**WHAT IS ASKED:** Copy out each line exactly as it appears.

**SUPPLIED INFORMATION:**
===============
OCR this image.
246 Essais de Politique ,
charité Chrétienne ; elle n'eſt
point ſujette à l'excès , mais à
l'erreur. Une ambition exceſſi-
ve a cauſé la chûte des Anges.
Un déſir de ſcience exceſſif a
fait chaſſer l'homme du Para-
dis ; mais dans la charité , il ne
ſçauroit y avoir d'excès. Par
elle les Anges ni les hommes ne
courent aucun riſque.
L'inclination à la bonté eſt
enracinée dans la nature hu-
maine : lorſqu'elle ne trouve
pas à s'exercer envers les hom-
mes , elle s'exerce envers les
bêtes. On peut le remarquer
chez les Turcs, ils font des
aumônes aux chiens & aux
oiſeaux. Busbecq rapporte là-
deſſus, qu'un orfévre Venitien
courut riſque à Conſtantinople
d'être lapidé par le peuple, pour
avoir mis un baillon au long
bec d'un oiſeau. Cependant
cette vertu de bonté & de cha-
===============
**OUTPUT:**
OCR this image.
246 Essais de Politique ,
charité Chrétienne ; elle n'eſt
point ſujette à l'excès , mais à
l'erreur. Une ambition exceſſi-
ve a cauſé la chûte des Anges.
Un déſir de ſcience exceſſif a
fait chaſſer l'homme du Para-
dis ; mais dans la charité , il ne
ſçauroit y avoir d'excès. Par
elle les Anges ni les hommes ne
courent aucun riſque.
L'inclination à la bonté eſt
enracinée dans la nature hu-
maine : lorſqu'elle ne trouve
pas à s'exercer envers les hom-
mes , elle s'exerce envers les
bêtes. On peut le remarquer
chez les Turcs, ils font des
aumônes aux chiens & aux
oiſeaux. Busbecq rapporte là-
deſſus, qu'un orfévre Venitien
courut riſque à Conſtantinople
d'être lapidé par le peuple, pour
avoir mis un baillon au long
bec d'un oiſeau. Cependant
cette vertu de bonté & de cha-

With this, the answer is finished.